• [Work to do]: Return the count of lines that hold the string "this", with no other words.

• [Task material]:

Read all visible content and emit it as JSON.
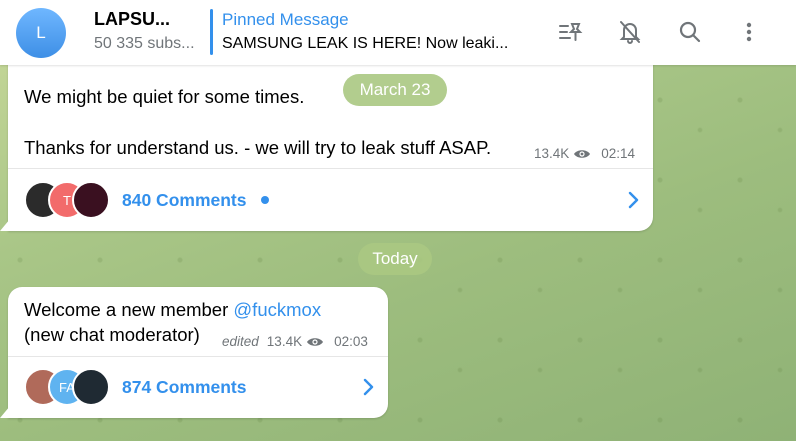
{
  "header": {
    "avatar_letter": "L",
    "channel_title": "LAPSU...",
    "channel_subscribers": "50 335 subs...",
    "pinned_title": "Pinned Message",
    "pinned_text": "SAMSUNG LEAK IS HERE! Now leaki...",
    "icons": [
      "pinned-list-icon",
      "bell-muted-icon",
      "search-icon",
      "more-vertical-icon"
    ]
  },
  "date_pills": {
    "first": "March 23",
    "second": "Today"
  },
  "messages": [
    {
      "line1": "We might be quiet for some times.",
      "line2": "Thanks for understand us. - we will try to leak stuff ASAP.",
      "views": "13.4K",
      "time": "02:14",
      "comments_label": "840 Comments",
      "commenter_initials": [
        "",
        "T",
        ""
      ]
    },
    {
      "text_before": "Welcome a new member ",
      "mention": "@fuckmox",
      "line2": "(new chat moderator)",
      "edited": "edited",
      "views": "13.4K",
      "time": "02:03",
      "comments_label": "874 Comments",
      "commenter_initials": [
        "",
        "FA",
        ""
      ]
    }
  ],
  "colors": {
    "accent": "#3390ec",
    "muted": "#707579",
    "avatar_t": "#f26b6b",
    "avatar_fa": "#5fb3f0"
  }
}
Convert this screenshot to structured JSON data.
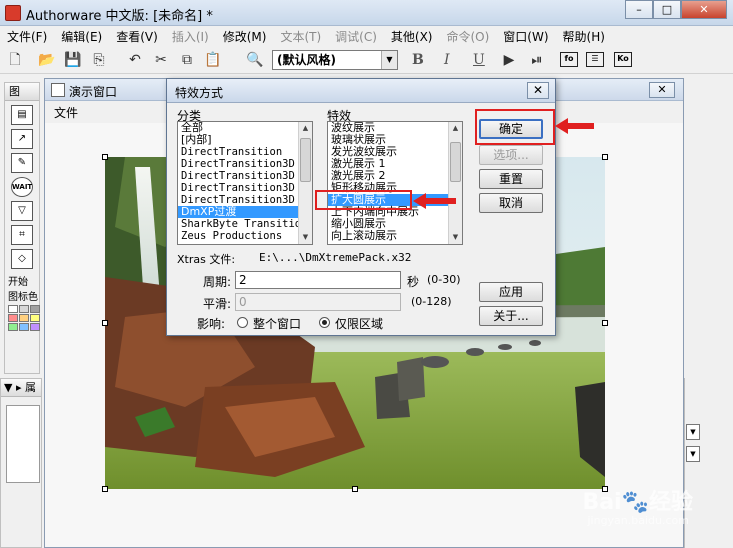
{
  "window": {
    "title": "Authorware 中文版: [未命名] *",
    "min_label": "–",
    "max_label": "□",
    "close_label": "✕"
  },
  "menubar": {
    "items": [
      {
        "label": "文件(F)",
        "enabled": true
      },
      {
        "label": "编辑(E)",
        "enabled": true
      },
      {
        "label": "查看(V)",
        "enabled": true
      },
      {
        "label": "插入(I)",
        "enabled": false
      },
      {
        "label": "修改(M)",
        "enabled": true
      },
      {
        "label": "文本(T)",
        "enabled": false
      },
      {
        "label": "调试(C)",
        "enabled": false
      },
      {
        "label": "其他(X)",
        "enabled": true
      },
      {
        "label": "命令(O)",
        "enabled": false
      },
      {
        "label": "窗口(W)",
        "enabled": true
      },
      {
        "label": "帮助(H)",
        "enabled": true
      }
    ]
  },
  "toolbar": {
    "style_value": "(默认风格)",
    "bold": "B",
    "italic": "I",
    "underline": "U",
    "box1": "fo",
    "box3": "Ko"
  },
  "palette": {
    "header": "图",
    "start_label": "开始",
    "swatch_label": "图标色",
    "wait_label": "WAIT",
    "swatch_colors": [
      "#ffffff",
      "#d8d8d8",
      "#a0a0a0",
      "#ff8c8c",
      "#ffd080",
      "#ffff80",
      "#90ee90",
      "#80c0ff",
      "#c090ff"
    ]
  },
  "props_panel": {
    "header": "属"
  },
  "presentation": {
    "title": "演示窗口",
    "menu_file": "文件",
    "close_label": "✕"
  },
  "dialog": {
    "title": "特效方式",
    "close_label": "✕",
    "category_label": "分类",
    "effect_label": "特效",
    "categories": [
      {
        "text": "全部",
        "cn": true,
        "selected": false
      },
      {
        "text": "[内部]",
        "cn": true,
        "selected": false
      },
      {
        "text": "DirectTransition",
        "cn": false,
        "selected": false
      },
      {
        "text": "DirectTransition3D",
        "cn": false,
        "selected": false
      },
      {
        "text": "DirectTransition3D :",
        "cn": false,
        "selected": false
      },
      {
        "text": "DirectTransition3D :",
        "cn": false,
        "selected": false
      },
      {
        "text": "DirectTransition3D :",
        "cn": false,
        "selected": false
      },
      {
        "text": "DmXP过渡",
        "cn": true,
        "selected": true
      },
      {
        "text": "SharkByte Transitio",
        "cn": false,
        "selected": false
      },
      {
        "text": "Zeus Productions",
        "cn": false,
        "selected": false
      }
    ],
    "effects": [
      {
        "text": "波纹展示",
        "selected": false
      },
      {
        "text": "玻璃状展示",
        "selected": false
      },
      {
        "text": "发光波纹展示",
        "selected": false
      },
      {
        "text": "激光展示 1",
        "selected": false
      },
      {
        "text": "激光展示 2",
        "selected": false
      },
      {
        "text": "矩形移动展示",
        "selected": false
      },
      {
        "text": "扩大圆展示",
        "selected": true
      },
      {
        "text": "上下内端向中展示",
        "selected": false
      },
      {
        "text": "缩小圆展示",
        "selected": false
      },
      {
        "text": "向上滚动展示",
        "selected": false
      }
    ],
    "xtras_label": "Xtras 文件:",
    "xtras_path": "E:\\...\\DmXtremePack.x32",
    "period_label": "周期:",
    "period_value": "2",
    "period_unit": "秒",
    "period_range": "(0-30)",
    "smooth_label": "平滑:",
    "smooth_value": "0",
    "smooth_range": "(0-128)",
    "affect_label": "影响:",
    "affect_whole": "整个窗口",
    "affect_area": "仅限区域",
    "affect_selected": "area",
    "btn_ok": "确定",
    "btn_options": "选项...",
    "btn_reset": "重置",
    "btn_cancel": "取消",
    "btn_apply": "应用",
    "btn_about": "关于..."
  },
  "watermark": {
    "main": "Bai🐾经验",
    "sub": "jingyan.baidu.com"
  },
  "annotation_color": "#e02020"
}
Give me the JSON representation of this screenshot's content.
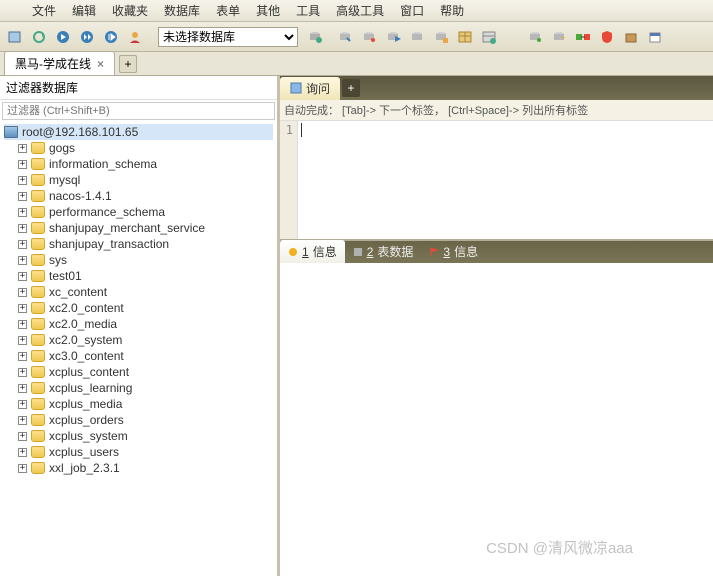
{
  "menu": [
    "文件",
    "编辑",
    "收藏夹",
    "数据库",
    "表单",
    "其他",
    "工具",
    "高级工具",
    "窗口",
    "帮助"
  ],
  "db_select": "未选择数据库",
  "tab_title": "黑马-学成在线",
  "sidebar_title": "过滤器数据库",
  "filter_placeholder": "过滤器 (Ctrl+Shift+B)",
  "root_node": "root@192.168.101.65",
  "databases": [
    "gogs",
    "information_schema",
    "mysql",
    "nacos-1.4.1",
    "performance_schema",
    "shanjupay_merchant_service",
    "shanjupay_transaction",
    "sys",
    "test01",
    "xc_content",
    "xc2.0_content",
    "xc2.0_media",
    "xc2.0_system",
    "xc3.0_content",
    "xcplus_content",
    "xcplus_learning",
    "xcplus_media",
    "xcplus_orders",
    "xcplus_system",
    "xcplus_users",
    "xxl_job_2.3.1"
  ],
  "query_tab": "询问",
  "hint": "自动完成： [Tab]-> 下一个标签， [Ctrl+Space]-> 列出所有标签",
  "gutter_line": "1",
  "result_tabs": [
    {
      "num": "1",
      "label": "信息"
    },
    {
      "num": "2",
      "label": "表数据"
    },
    {
      "num": "3",
      "label": "信息"
    }
  ],
  "watermark": "CSDN @清风微凉aaa",
  "plus": "+",
  "close": "×"
}
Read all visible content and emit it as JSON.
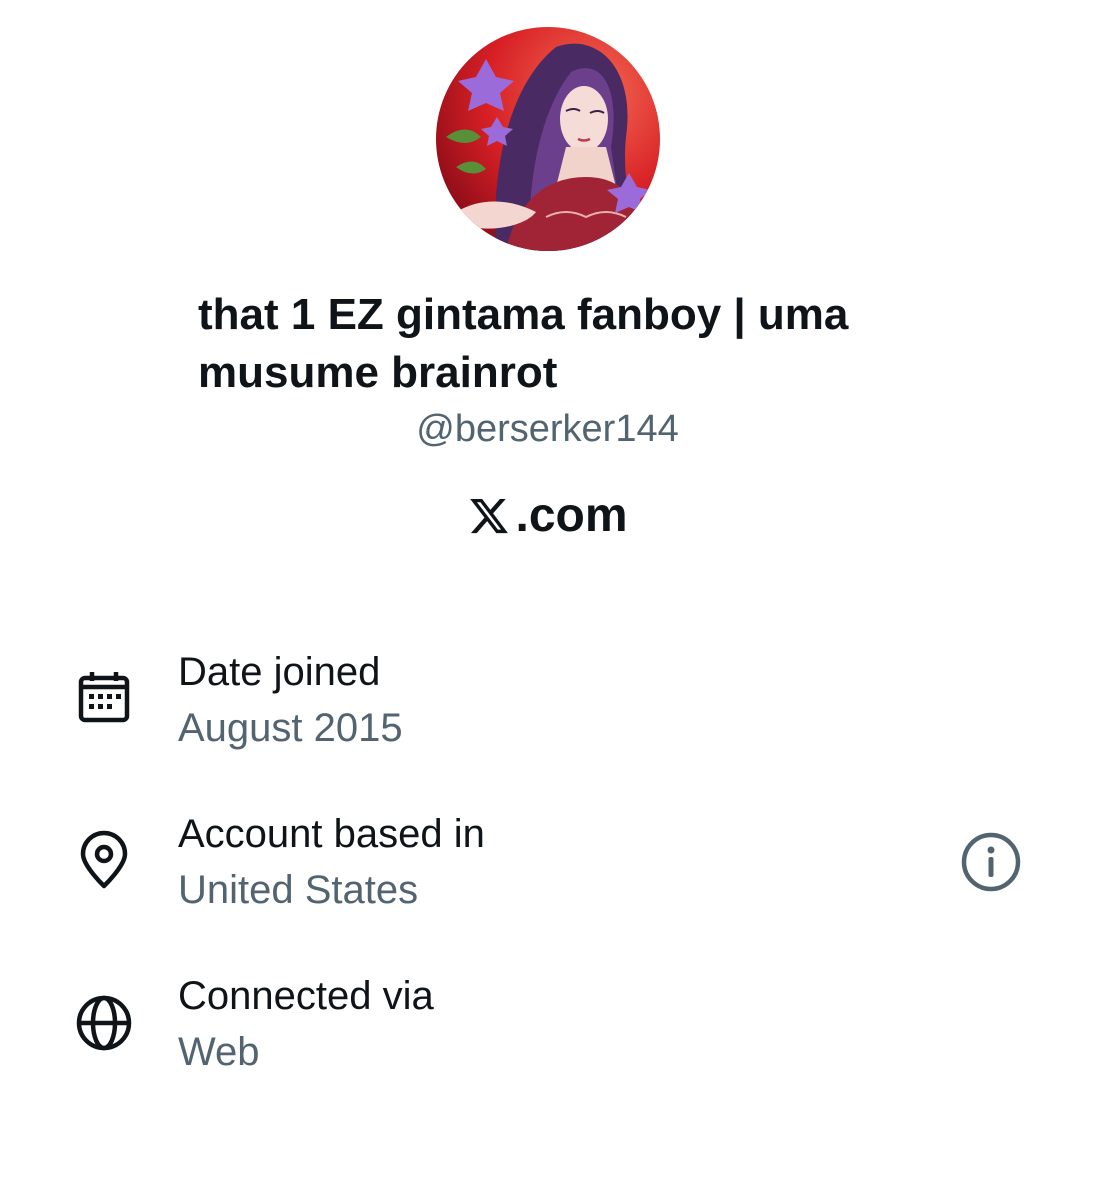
{
  "profile": {
    "display_name": "that 1 EZ gintama fanboy | uma musume brainrot",
    "handle": "@berserker144",
    "avatar_icon": "profile-avatar-anime-character"
  },
  "site": {
    "logo_text": ".com",
    "logo_icon": "x-logo-icon"
  },
  "details": [
    {
      "label": "Date joined",
      "value": "August 2015",
      "icon": "calendar-icon"
    },
    {
      "label": "Account based in",
      "value": "United States",
      "icon": "location-pin-icon"
    },
    {
      "label": "Connected via",
      "value": "Web",
      "icon": "globe-icon"
    }
  ],
  "colors": {
    "text_primary": "#0f1419",
    "text_secondary": "#536471"
  }
}
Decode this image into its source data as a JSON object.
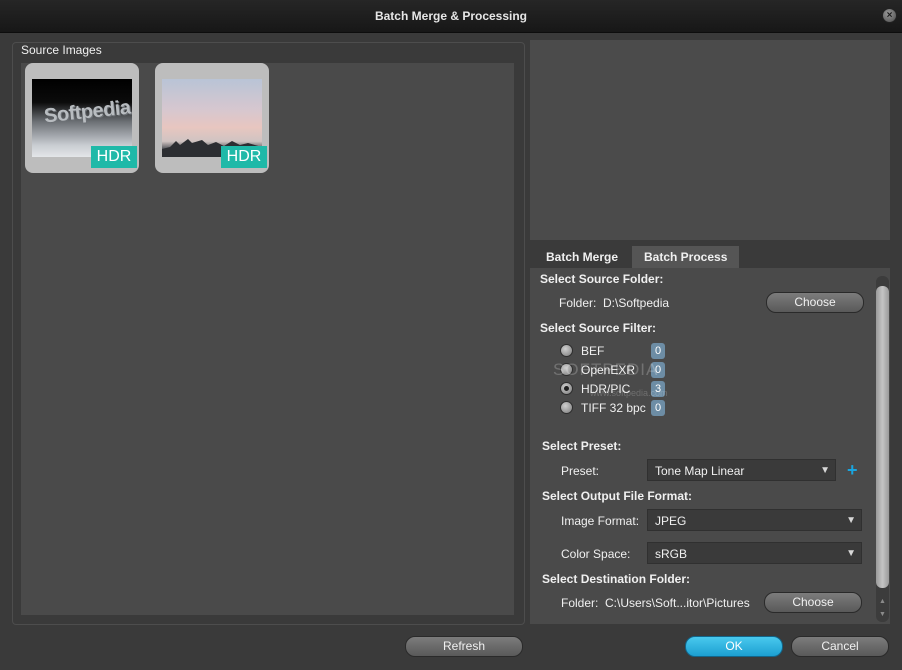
{
  "window": {
    "title": "Batch Merge & Processing",
    "close_glyph": "×"
  },
  "source": {
    "label": "Source Images",
    "thumbnails": [
      {
        "badge": "HDR",
        "watermark": "Softpedia"
      },
      {
        "badge": "HDR"
      }
    ]
  },
  "tabs": [
    {
      "label": "Batch Merge",
      "active": false
    },
    {
      "label": "Batch Process",
      "active": true
    }
  ],
  "process": {
    "source_folder": {
      "heading": "Select Source Folder:",
      "label": "Folder:",
      "path": "D:\\Softpedia",
      "choose_label": "Choose"
    },
    "source_filter": {
      "heading": "Select Source Filter:",
      "options": [
        {
          "label": "BEF",
          "count": "0",
          "selected": false
        },
        {
          "label": "OpenEXR",
          "count": "0",
          "selected": false
        },
        {
          "label": "HDR/PIC",
          "count": "3",
          "selected": true
        },
        {
          "label": "TIFF 32 bpc",
          "count": "0",
          "selected": false
        }
      ]
    },
    "preset": {
      "heading": "Select Preset:",
      "label": "Preset:",
      "value": "Tone Map Linear",
      "add_glyph": "+"
    },
    "output_format": {
      "heading": "Select Output File Format:",
      "format_label": "Image Format:",
      "format_value": "JPEG",
      "colorspace_label": "Color Space:",
      "colorspace_value": "sRGB"
    },
    "destination": {
      "heading": "Select Destination Folder:",
      "label": "Folder:",
      "path": "C:\\Users\\Soft...itor\\Pictures",
      "choose_label": "Choose"
    }
  },
  "watermark": {
    "main": "SOFTPEDIA",
    "sub": "www.softpedia.com"
  },
  "footer": {
    "refresh_label": "Refresh",
    "ok_label": "OK",
    "cancel_label": "Cancel"
  },
  "scroll": {
    "up_glyph": "▲",
    "down_glyph": "▼"
  },
  "colors": {
    "accent": "#1c9fd1",
    "hdr_badge": "#1fb9a8",
    "count_badge": "#6d8da5"
  }
}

• [Task response]: 3